▶ _Your task_: Repeat every line of the listing below exactly, minus the pictures.
-- BEGIN --
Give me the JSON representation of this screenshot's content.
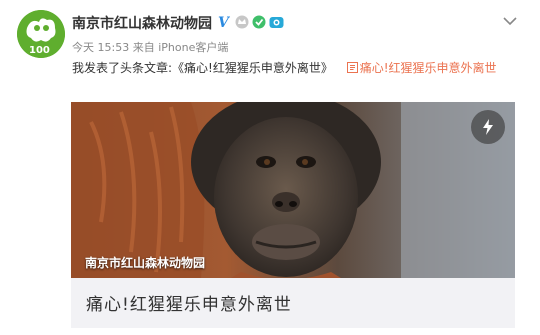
{
  "account": {
    "name": "南京市红山森林动物园",
    "verified_icon": "verified-v-icon",
    "badges": [
      "crown-badge-icon",
      "green-badge-icon",
      "camera-badge-icon"
    ]
  },
  "post": {
    "time": "今天 15:53",
    "source_prefix": "来自",
    "source_device": "iPhone客户端",
    "text_prefix": "我发表了头条文章:《痛心!红猩猩乐申意外离世》",
    "link_icon": "article-icon",
    "link_text": "痛心!红猩猩乐申意外离世"
  },
  "card": {
    "image_caption": "南京市红山森林动物园",
    "title": "痛心!红猩猩乐申意外离世",
    "flash_icon": "lightning-icon"
  },
  "colors": {
    "link": "#eb7350",
    "verified": "#2a8ae0",
    "avatar_green": "#5fae2e"
  }
}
-- END --
▶ _Task response_:
Give me the JSON representation of this screenshot's content.
{
  "account": {
    "name": "南京市红山森林动物园",
    "verified_icon": "verified-v-icon",
    "badges": [
      "crown-badge-icon",
      "green-badge-icon",
      "camera-badge-icon"
    ]
  },
  "post": {
    "time": "今天 15:53",
    "source_prefix": "来自",
    "source_device": "iPhone客户端",
    "text_prefix": "我发表了头条文章:《痛心!红猩猩乐申意外离世》",
    "link_icon": "article-icon",
    "link_text": "痛心!红猩猩乐申意外离世"
  },
  "card": {
    "image_caption": "南京市红山森林动物园",
    "title": "痛心!红猩猩乐申意外离世",
    "flash_icon": "lightning-icon"
  },
  "colors": {
    "link": "#eb7350",
    "verified": "#2a8ae0",
    "avatar_green": "#5fae2e"
  }
}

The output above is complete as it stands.